▶ [Your assignment] The listing below is to be given again in full and word for word, without its images.

---------- Supplied data

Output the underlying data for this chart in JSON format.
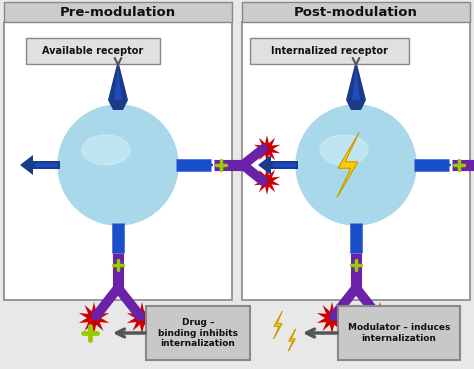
{
  "title_left": "Pre-modulation",
  "title_right": "Post-modulation",
  "label_left": "Available receptor",
  "label_right": "Internalized receptor",
  "legend_drug_text": "Drug –\nbinding inhibits\ninternalization",
  "legend_mod_text": "Modulator – induces\ninternalization",
  "bg_color": "#e8e8e8",
  "panel_bg": "#ffffff",
  "header_bg": "#cccccc",
  "cell_blue": "#a8d8ea",
  "receptor_dark_blue": "#1a3a8a",
  "receptor_mid_blue": "#2255cc",
  "antibody_purple": "#6b21a8",
  "antibody_blue": "#1a4fcc",
  "red_burst": "#cc0000",
  "green_plus": "#99cc00",
  "yellow_bolt": "#ffcc00",
  "yellow_bolt_dark": "#cc9900",
  "legend_box_bg": "#c8c8c8",
  "border_color": "#888888",
  "text_dark": "#111111"
}
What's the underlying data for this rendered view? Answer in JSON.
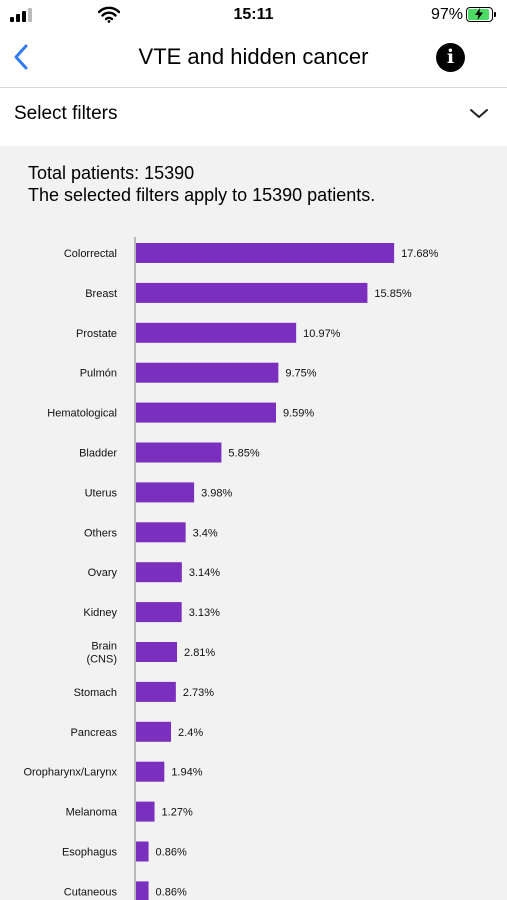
{
  "status_bar": {
    "time": "15:11",
    "battery_percent": "97%"
  },
  "nav": {
    "title": "VTE and hidden cancer",
    "back_icon": "chevron-left-icon",
    "info_icon": "info-circle-icon",
    "accent_color": "#2f7cf6"
  },
  "filters": {
    "label": "Select filters",
    "icon": "chevron-down-icon"
  },
  "summary": {
    "total": "Total patients: 15390",
    "applies": "The selected filters apply to 15390 patients."
  },
  "chart_data": {
    "type": "bar",
    "orientation": "horizontal",
    "bar_color": "#7b2fbf",
    "categories": [
      "Colorrectal",
      "Breast",
      "Prostate",
      "Pulmón",
      "Hematological",
      "Bladder",
      "Uterus",
      "Others",
      "Ovary",
      "Kidney",
      "Brain\n(CNS)",
      "Stomach",
      "Pancreas",
      "Oropharynx/Larynx",
      "Melanoma",
      "Esophagus",
      "Cutaneous"
    ],
    "values": [
      17.68,
      15.85,
      10.97,
      9.75,
      9.59,
      5.85,
      3.98,
      3.4,
      3.14,
      3.13,
      2.81,
      2.73,
      2.4,
      1.94,
      1.27,
      0.86,
      0.86
    ],
    "value_labels": [
      "17.68%",
      "15.85%",
      "10.97%",
      "9.75%",
      "9.59%",
      "5.85%",
      "3.98%",
      "3.4%",
      "3.14%",
      "3.13%",
      "2.81%",
      "2.73%",
      "2.4%",
      "1.94%",
      "1.27%",
      "0.86%",
      "0.86%"
    ],
    "xlim": [
      0,
      20
    ],
    "grid": false
  }
}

--------------------

▶ [Exercise result]
Output the underlying data for this chart in JSON format.
{
  "title_left": "Pre-modulation",
  "title_right": "Post-modulation",
  "label_left": "Available receptor",
  "label_right": "Internalized receptor",
  "legend_drug_text": "Drug –\nbinding inhibits\ninternalization",
  "legend_mod_text": "Modulator – induces\ninternalization",
  "bg_color": "#e8e8e8",
  "panel_bg": "#ffffff",
  "header_bg": "#cccccc",
  "cell_blue": "#a8d8ea",
  "receptor_dark_blue": "#1a3a8a",
  "receptor_mid_blue": "#2255cc",
  "antibody_purple": "#6b21a8",
  "antibody_blue": "#1a4fcc",
  "red_burst": "#cc0000",
  "green_plus": "#99cc00",
  "yellow_bolt": "#ffcc00",
  "yellow_bolt_dark": "#cc9900",
  "legend_box_bg": "#c8c8c8",
  "border_color": "#888888",
  "text_dark": "#111111"
}
What's the underlying data for this rendered view? Answer in JSON.
{
  "status_bar": {
    "time": "15:11",
    "battery_percent": "97%"
  },
  "nav": {
    "title": "VTE and hidden cancer",
    "back_icon": "chevron-left-icon",
    "info_icon": "info-circle-icon",
    "accent_color": "#2f7cf6"
  },
  "filters": {
    "label": "Select filters",
    "icon": "chevron-down-icon"
  },
  "summary": {
    "total": "Total patients: 15390",
    "applies": "The selected filters apply to 15390 patients."
  },
  "chart_data": {
    "type": "bar",
    "orientation": "horizontal",
    "bar_color": "#7b2fbf",
    "categories": [
      "Colorrectal",
      "Breast",
      "Prostate",
      "Pulmón",
      "Hematological",
      "Bladder",
      "Uterus",
      "Others",
      "Ovary",
      "Kidney",
      "Brain\n(CNS)",
      "Stomach",
      "Pancreas",
      "Oropharynx/Larynx",
      "Melanoma",
      "Esophagus",
      "Cutaneous"
    ],
    "values": [
      17.68,
      15.85,
      10.97,
      9.75,
      9.59,
      5.85,
      3.98,
      3.4,
      3.14,
      3.13,
      2.81,
      2.73,
      2.4,
      1.94,
      1.27,
      0.86,
      0.86
    ],
    "value_labels": [
      "17.68%",
      "15.85%",
      "10.97%",
      "9.75%",
      "9.59%",
      "5.85%",
      "3.98%",
      "3.4%",
      "3.14%",
      "3.13%",
      "2.81%",
      "2.73%",
      "2.4%",
      "1.94%",
      "1.27%",
      "0.86%",
      "0.86%"
    ],
    "xlim": [
      0,
      20
    ],
    "grid": false
  }
}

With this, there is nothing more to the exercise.